#### TASK TO CARRY OUT:
Copy every line of the material below verbatim, with no changes.

::: STORED RECORDS :::

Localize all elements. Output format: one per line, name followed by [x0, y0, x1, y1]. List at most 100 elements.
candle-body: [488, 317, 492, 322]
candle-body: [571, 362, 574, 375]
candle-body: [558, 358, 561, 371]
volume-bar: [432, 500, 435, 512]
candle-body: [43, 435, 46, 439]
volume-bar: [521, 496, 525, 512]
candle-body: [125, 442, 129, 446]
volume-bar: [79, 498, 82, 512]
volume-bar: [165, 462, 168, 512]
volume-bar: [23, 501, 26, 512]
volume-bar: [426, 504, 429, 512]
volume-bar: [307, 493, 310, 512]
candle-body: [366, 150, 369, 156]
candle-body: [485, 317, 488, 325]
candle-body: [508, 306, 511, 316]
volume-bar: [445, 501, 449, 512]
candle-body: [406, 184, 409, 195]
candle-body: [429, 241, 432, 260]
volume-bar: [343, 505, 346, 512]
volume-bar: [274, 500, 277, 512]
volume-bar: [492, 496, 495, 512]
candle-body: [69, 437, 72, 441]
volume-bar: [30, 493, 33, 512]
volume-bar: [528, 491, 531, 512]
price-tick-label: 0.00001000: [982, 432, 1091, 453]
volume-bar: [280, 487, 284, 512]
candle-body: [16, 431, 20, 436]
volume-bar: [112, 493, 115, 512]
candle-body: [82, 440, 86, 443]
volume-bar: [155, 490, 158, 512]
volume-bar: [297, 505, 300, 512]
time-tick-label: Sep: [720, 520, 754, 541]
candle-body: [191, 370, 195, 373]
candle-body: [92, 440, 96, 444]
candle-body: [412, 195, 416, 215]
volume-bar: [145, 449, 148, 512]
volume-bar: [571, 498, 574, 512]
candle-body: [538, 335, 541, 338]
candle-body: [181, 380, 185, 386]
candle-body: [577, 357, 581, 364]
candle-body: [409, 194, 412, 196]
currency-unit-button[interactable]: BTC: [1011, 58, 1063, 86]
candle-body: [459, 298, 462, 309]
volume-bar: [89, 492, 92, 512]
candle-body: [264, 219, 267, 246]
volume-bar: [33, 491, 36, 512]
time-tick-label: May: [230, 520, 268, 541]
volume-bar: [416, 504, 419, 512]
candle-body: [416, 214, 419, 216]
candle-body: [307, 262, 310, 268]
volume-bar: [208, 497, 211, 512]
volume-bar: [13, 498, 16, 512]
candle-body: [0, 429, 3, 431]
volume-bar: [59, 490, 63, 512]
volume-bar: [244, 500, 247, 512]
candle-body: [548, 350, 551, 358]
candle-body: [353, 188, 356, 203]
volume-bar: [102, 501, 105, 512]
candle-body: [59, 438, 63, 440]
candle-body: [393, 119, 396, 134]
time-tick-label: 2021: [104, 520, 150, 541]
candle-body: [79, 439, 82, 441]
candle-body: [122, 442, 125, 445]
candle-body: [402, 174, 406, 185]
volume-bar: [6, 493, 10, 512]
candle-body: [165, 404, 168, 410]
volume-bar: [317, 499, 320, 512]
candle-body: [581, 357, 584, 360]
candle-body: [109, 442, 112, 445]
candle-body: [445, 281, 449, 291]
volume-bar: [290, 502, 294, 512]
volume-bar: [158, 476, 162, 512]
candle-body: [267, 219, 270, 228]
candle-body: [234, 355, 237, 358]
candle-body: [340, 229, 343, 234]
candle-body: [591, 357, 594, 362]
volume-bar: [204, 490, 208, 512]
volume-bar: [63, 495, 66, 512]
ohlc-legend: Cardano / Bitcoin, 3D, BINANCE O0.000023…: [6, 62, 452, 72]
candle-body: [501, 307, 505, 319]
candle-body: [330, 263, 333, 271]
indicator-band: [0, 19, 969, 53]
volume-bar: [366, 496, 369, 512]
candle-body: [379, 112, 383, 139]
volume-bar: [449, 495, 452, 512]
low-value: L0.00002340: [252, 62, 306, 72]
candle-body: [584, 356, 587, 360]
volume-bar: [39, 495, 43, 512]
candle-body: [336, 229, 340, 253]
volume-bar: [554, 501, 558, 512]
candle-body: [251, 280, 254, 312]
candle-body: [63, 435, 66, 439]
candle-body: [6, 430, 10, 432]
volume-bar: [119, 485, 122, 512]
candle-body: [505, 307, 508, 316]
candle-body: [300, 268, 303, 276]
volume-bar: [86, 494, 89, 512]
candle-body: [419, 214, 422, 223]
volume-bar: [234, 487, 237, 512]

:::

#### ANSWER FOR THE TASK:
Localize all elements. Output format: one per line, name followed by [x0, y0, x1, y1]. List at most 100 elements.
candle-body: [488, 317, 492, 322]
candle-body: [571, 362, 574, 375]
candle-body: [558, 358, 561, 371]
volume-bar: [432, 500, 435, 512]
candle-body: [43, 435, 46, 439]
volume-bar: [521, 496, 525, 512]
candle-body: [125, 442, 129, 446]
volume-bar: [79, 498, 82, 512]
volume-bar: [165, 462, 168, 512]
volume-bar: [23, 501, 26, 512]
volume-bar: [426, 504, 429, 512]
volume-bar: [307, 493, 310, 512]
candle-body: [366, 150, 369, 156]
candle-body: [485, 317, 488, 325]
candle-body: [508, 306, 511, 316]
volume-bar: [445, 501, 449, 512]
candle-body: [406, 184, 409, 195]
candle-body: [429, 241, 432, 260]
volume-bar: [343, 505, 346, 512]
volume-bar: [274, 500, 277, 512]
volume-bar: [492, 496, 495, 512]
candle-body: [69, 437, 72, 441]
volume-bar: [30, 493, 33, 512]
volume-bar: [528, 491, 531, 512]
price-tick-label: 0.00001000: [982, 432, 1091, 453]
volume-bar: [280, 487, 284, 512]
candle-body: [16, 431, 20, 436]
volume-bar: [112, 493, 115, 512]
candle-body: [82, 440, 86, 443]
volume-bar: [155, 490, 158, 512]
volume-bar: [297, 505, 300, 512]
time-tick-label: Sep: [720, 520, 754, 541]
candle-body: [191, 370, 195, 373]
candle-body: [92, 440, 96, 444]
candle-body: [412, 195, 416, 215]
volume-bar: [145, 449, 148, 512]
volume-bar: [571, 498, 574, 512]
candle-body: [538, 335, 541, 338]
candle-body: [181, 380, 185, 386]
candle-body: [577, 357, 581, 364]
candle-body: [409, 194, 412, 196]
currency-unit-button[interactable]: BTC: [1011, 58, 1063, 86]
candle-body: [459, 298, 462, 309]
volume-bar: [89, 492, 92, 512]
candle-body: [264, 219, 267, 246]
volume-bar: [33, 491, 36, 512]
time-tick-label: May: [230, 520, 268, 541]
volume-bar: [416, 504, 419, 512]
candle-body: [416, 214, 419, 216]
candle-body: [307, 262, 310, 268]
volume-bar: [208, 497, 211, 512]
volume-bar: [13, 498, 16, 512]
candle-body: [0, 429, 3, 431]
volume-bar: [59, 490, 63, 512]
volume-bar: [244, 500, 247, 512]
candle-body: [548, 350, 551, 358]
candle-body: [353, 188, 356, 203]
volume-bar: [102, 501, 105, 512]
candle-body: [59, 438, 63, 440]
candle-body: [393, 119, 396, 134]
time-tick-label: 2021: [104, 520, 150, 541]
candle-body: [79, 439, 82, 441]
candle-body: [122, 442, 125, 445]
candle-body: [402, 174, 406, 185]
volume-bar: [6, 493, 10, 512]
candle-body: [165, 404, 168, 410]
volume-bar: [317, 499, 320, 512]
candle-body: [581, 357, 584, 360]
candle-body: [109, 442, 112, 445]
candle-body: [445, 281, 449, 291]
volume-bar: [290, 502, 294, 512]
volume-bar: [158, 476, 162, 512]
candle-body: [267, 219, 270, 228]
candle-body: [234, 355, 237, 358]
candle-body: [340, 229, 343, 234]
candle-body: [591, 357, 594, 362]
volume-bar: [204, 490, 208, 512]
volume-bar: [63, 495, 66, 512]
ohlc-legend: Cardano / Bitcoin, 3D, BINANCE O0.000023…: [6, 62, 452, 72]
candle-body: [501, 307, 505, 319]
candle-body: [330, 263, 333, 271]
indicator-band: [0, 19, 969, 53]
volume-bar: [366, 496, 369, 512]
candle-body: [379, 112, 383, 139]
volume-bar: [449, 495, 452, 512]
low-value: L0.00002340: [252, 62, 306, 72]
candle-body: [584, 356, 587, 360]
volume-bar: [39, 495, 43, 512]
candle-body: [336, 229, 340, 253]
volume-bar: [554, 501, 558, 512]
candle-body: [251, 280, 254, 312]
candle-body: [63, 435, 66, 439]
candle-body: [6, 430, 10, 432]
volume-bar: [119, 485, 122, 512]
candle-body: [505, 307, 508, 316]
candle-body: [300, 268, 303, 276]
volume-bar: [86, 494, 89, 512]
candle-body: [419, 214, 422, 223]
volume-bar: [234, 487, 237, 512]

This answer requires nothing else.